(The input)
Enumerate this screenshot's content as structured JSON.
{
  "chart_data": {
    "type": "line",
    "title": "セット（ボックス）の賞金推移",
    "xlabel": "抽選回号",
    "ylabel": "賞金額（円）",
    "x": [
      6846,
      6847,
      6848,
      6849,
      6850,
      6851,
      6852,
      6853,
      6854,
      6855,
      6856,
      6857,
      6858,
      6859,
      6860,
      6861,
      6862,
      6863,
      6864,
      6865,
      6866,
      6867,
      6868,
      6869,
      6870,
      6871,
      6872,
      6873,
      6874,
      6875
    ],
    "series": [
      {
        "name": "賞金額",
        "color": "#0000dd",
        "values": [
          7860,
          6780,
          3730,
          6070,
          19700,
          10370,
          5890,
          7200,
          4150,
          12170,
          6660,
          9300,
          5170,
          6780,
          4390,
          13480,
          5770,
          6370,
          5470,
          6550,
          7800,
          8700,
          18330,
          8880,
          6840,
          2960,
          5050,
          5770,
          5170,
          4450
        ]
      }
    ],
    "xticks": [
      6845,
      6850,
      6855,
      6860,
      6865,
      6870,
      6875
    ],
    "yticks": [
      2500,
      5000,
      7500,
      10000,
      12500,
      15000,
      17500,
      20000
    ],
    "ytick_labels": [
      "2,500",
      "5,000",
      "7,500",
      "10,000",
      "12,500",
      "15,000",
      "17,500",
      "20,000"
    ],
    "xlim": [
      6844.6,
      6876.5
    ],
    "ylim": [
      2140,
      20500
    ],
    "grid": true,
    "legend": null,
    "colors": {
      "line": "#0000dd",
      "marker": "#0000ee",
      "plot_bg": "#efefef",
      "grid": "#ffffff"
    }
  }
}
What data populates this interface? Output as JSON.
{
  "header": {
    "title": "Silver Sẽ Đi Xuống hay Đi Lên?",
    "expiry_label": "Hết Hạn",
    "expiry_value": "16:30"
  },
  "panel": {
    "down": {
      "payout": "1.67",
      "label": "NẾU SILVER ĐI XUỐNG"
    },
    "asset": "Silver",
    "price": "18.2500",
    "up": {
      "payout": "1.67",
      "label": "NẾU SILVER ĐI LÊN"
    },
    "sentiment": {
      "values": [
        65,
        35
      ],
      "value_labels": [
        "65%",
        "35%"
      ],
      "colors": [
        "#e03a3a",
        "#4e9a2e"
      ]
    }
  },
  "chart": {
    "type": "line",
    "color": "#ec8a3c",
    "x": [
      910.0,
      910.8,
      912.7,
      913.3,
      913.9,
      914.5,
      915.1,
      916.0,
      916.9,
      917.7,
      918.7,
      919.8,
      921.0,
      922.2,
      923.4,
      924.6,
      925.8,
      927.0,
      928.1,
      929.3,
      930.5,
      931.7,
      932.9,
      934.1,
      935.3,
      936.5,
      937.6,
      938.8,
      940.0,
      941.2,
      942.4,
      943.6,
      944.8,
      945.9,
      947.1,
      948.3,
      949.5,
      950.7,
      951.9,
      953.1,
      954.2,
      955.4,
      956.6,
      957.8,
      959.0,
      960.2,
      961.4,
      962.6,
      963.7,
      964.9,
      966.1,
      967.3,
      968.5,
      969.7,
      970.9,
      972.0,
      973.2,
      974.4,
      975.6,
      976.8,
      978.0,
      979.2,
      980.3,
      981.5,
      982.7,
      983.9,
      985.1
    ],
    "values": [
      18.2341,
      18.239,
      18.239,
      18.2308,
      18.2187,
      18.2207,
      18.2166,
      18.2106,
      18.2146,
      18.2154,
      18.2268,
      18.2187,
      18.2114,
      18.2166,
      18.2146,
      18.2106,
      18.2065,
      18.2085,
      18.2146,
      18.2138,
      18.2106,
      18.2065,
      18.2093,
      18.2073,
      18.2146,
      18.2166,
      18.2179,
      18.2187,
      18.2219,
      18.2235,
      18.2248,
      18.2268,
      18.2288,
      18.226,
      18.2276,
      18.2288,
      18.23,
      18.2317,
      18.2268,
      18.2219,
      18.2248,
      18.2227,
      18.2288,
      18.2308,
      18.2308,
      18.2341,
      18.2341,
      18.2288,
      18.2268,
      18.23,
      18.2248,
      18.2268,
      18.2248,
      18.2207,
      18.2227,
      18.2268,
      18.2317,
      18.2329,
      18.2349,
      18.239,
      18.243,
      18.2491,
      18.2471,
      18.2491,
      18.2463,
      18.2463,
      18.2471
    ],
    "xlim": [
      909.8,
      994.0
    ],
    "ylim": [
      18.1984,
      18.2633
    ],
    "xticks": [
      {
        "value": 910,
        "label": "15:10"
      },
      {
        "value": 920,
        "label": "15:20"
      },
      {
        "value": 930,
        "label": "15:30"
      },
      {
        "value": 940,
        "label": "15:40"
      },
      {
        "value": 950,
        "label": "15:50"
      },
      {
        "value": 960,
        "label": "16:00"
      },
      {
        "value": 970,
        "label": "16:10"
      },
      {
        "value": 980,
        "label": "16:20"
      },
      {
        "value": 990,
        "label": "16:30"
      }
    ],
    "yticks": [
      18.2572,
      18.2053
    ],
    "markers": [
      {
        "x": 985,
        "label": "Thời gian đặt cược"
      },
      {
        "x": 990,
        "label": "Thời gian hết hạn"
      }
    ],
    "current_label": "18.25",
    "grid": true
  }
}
---
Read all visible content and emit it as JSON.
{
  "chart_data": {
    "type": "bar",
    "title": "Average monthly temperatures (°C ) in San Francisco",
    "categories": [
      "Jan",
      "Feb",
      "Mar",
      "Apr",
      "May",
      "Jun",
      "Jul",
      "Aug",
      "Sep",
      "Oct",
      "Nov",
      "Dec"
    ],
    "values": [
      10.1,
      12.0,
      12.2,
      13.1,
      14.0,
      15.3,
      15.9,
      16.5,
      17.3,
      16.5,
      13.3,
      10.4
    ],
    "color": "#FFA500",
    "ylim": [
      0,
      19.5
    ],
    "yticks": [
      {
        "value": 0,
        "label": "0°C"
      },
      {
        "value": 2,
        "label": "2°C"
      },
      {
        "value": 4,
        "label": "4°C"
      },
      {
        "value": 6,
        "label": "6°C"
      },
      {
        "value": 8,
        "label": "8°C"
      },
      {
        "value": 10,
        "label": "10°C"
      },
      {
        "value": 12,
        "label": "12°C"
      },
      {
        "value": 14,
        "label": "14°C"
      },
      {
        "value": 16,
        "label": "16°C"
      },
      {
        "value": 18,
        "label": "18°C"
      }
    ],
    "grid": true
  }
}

(Set exercise)
Copy every line of the records above that holds the word "Thời".

(Result of the exercise)
        "label": "Thời gian đặt cược"
        "label": "Thời gian hết hạn"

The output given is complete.